Material:
· · · · ·

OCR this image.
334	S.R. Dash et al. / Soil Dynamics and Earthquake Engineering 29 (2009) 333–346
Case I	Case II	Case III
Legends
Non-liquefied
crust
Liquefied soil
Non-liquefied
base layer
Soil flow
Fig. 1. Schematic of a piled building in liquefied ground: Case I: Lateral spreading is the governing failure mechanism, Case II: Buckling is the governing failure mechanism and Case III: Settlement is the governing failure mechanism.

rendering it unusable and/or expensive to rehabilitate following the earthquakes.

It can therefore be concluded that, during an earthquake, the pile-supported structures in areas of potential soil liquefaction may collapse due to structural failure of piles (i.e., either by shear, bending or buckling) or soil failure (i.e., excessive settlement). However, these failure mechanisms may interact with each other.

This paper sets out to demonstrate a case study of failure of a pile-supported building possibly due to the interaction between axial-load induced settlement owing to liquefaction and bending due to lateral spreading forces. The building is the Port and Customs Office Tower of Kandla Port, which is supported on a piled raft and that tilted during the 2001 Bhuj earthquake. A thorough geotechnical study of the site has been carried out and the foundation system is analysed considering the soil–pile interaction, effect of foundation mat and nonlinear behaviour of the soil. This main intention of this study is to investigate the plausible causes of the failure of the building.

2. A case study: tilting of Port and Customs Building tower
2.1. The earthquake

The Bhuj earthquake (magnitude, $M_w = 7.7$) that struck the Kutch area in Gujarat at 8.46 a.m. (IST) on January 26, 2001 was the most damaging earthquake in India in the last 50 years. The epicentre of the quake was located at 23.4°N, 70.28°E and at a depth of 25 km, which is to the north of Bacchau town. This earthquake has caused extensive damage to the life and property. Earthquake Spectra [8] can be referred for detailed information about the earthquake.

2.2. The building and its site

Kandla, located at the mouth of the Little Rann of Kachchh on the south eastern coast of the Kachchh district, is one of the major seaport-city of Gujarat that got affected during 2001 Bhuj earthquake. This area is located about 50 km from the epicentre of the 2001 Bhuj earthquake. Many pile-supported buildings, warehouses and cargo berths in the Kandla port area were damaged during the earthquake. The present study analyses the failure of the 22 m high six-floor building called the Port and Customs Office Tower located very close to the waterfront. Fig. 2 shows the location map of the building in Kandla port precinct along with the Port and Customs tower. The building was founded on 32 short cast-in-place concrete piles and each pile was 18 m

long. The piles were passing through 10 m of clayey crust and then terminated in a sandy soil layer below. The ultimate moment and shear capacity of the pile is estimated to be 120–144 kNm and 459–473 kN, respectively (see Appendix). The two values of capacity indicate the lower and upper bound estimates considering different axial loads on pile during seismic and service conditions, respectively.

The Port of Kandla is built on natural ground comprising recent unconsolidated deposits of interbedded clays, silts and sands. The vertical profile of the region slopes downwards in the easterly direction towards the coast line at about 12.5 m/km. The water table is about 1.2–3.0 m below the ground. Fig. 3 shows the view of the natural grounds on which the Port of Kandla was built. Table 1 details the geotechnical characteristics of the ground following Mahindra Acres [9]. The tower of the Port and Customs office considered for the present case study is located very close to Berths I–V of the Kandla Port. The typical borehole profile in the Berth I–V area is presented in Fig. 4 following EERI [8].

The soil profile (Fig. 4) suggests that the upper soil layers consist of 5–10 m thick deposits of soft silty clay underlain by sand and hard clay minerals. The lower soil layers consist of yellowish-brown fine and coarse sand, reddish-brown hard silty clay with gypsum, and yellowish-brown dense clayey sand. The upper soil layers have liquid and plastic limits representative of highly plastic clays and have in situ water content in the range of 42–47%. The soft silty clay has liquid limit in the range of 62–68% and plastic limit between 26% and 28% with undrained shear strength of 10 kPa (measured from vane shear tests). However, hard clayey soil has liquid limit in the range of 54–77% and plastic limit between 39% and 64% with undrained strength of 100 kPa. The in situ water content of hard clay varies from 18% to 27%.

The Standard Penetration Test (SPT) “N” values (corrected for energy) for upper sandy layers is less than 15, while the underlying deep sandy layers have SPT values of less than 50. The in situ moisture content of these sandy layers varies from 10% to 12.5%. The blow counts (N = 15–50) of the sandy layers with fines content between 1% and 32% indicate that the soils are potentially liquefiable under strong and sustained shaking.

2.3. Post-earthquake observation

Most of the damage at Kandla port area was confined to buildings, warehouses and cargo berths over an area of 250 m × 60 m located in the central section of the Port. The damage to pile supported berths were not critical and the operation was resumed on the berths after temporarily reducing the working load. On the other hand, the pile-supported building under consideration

· · · · ·

Aim of the task:
Reproduce each entry from the records above, character for character.

Expected answer:
OCR this image.
334	S.R. Dash et al. / Soil Dynamics and Earthquake Engineering 29 (2009) 333–346
Case I	Case II	Case III
Legends
Non-liquefied
crust
Liquefied soil
Non-liquefied
base layer
Soil flow
Fig. 1. Schematic of a piled building in liquefied ground: Case I: Lateral spreading is the governing failure mechanism, Case II: Buckling is the governing failure mechanism and Case III: Settlement is the governing failure mechanism.

rendering it unusable and/or expensive to rehabilitate following the earthquakes.

It can therefore be concluded that, during an earthquake, the pile-supported structures in areas of potential soil liquefaction may collapse due to structural failure of piles (i.e., either by shear, bending or buckling) or soil failure (i.e., excessive settlement). However, these failure mechanisms may interact with each other.

This paper sets out to demonstrate a case study of failure of a pile-supported building possibly due to the interaction between axial-load induced settlement owing to liquefaction and bending due to lateral spreading forces. The building is the Port and Customs Office Tower of Kandla Port, which is supported on a piled raft and that tilted during the 2001 Bhuj earthquake. A thorough geotechnical study of the site has been carried out and the foundation system is analysed considering the soil–pile interaction, effect of foundation mat and nonlinear behaviour of the soil. This main intention of this study is to investigate the plausible causes of the failure of the building.

2. A case study: tilting of Port and Customs Building tower
2.1. The earthquake

The Bhuj earthquake (magnitude, $M_w = 7.7$) that struck the Kutch area in Gujarat at 8.46 a.m. (IST) on January 26, 2001 was the most damaging earthquake in India in the last 50 years. The epicentre of the quake was located at 23.4°N, 70.28°E and at a depth of 25 km, which is to the north of Bacchau town. This earthquake has caused extensive damage to the life and property. Earthquake Spectra [8] can be referred for detailed information about the earthquake.

2.2. The building and its site

Kandla, located at the mouth of the Little Rann of Kachchh on the south eastern coast of the Kachchh district, is one of the major seaport-city of Gujarat that got affected during 2001 Bhuj earthquake. This area is located about 50 km from the epicentre of the 2001 Bhuj earthquake. Many pile-supported buildings, warehouses and cargo berths in the Kandla port area were damaged during the earthquake. The present study analyses the failure of the 22 m high six-floor building called the Port and Customs Office Tower located very close to the waterfront. Fig. 2 shows the location map of the building in Kandla port precinct along with the Port and Customs tower. The building was founded on 32 short cast-in-place concrete piles and each pile was 18 m

long. The piles were passing through 10 m of clayey crust and then terminated in a sandy soil layer below. The ultimate moment and shear capacity of the pile is estimated to be 120–144 kNm and 459–473 kN, respectively (see Appendix). The two values of capacity indicate the lower and upper bound estimates considering different axial loads on pile during seismic and service conditions, respectively.

The Port of Kandla is built on natural ground comprising recent unconsolidated deposits of interbedded clays, silts and sands. The vertical profile of the region slopes downwards in the easterly direction towards the coast line at about 12.5 m/km. The water table is about 1.2–3.0 m below the ground. Fig. 3 shows the view of the natural grounds on which the Port of Kandla was built. Table 1 details the geotechnical characteristics of the ground following Mahindra Acres [9]. The tower of the Port and Customs office considered for the present case study is located very close to Berths I–V of the Kandla Port. The typical borehole profile in the Berth I–V area is presented in Fig. 4 following EERI [8].

The soil profile (Fig. 4) suggests that the upper soil layers consist of 5–10 m thick deposits of soft silty clay underlain by sand and hard clay minerals. The lower soil layers consist of yellowish-brown fine and coarse sand, reddish-brown hard silty clay with gypsum, and yellowish-brown dense clayey sand. The upper soil layers have liquid and plastic limits representative of highly plastic clays and have in situ water content in the range of 42–47%. The soft silty clay has liquid limit in the range of 62–68% and plastic limit between 26% and 28% with undrained shear strength of 10 kPa (measured from vane shear tests). However, hard clayey soil has liquid limit in the range of 54–77% and plastic limit between 39% and 64% with undrained strength of 100 kPa. The in situ water content of hard clay varies from 18% to 27%.

The Standard Penetration Test (SPT) “N” values (corrected for energy) for upper sandy layers is less than 15, while the underlying deep sandy layers have SPT values of less than 50. The in situ moisture content of these sandy layers varies from 10% to 12.5%. The blow counts (N = 15–50) of the sandy layers with fines content between 1% and 32% indicate that the soils are potentially liquefiable under strong and sustained shaking.

2.3. Post-earthquake observation

Most of the damage at Kandla port area was confined to buildings, warehouses and cargo berths over an area of 250 m × 60 m located in the central section of the Port. The damage to pile supported berths were not critical and the operation was resumed on the berths after temporarily reducing the working load. On the other hand, the pile-supported building under consideration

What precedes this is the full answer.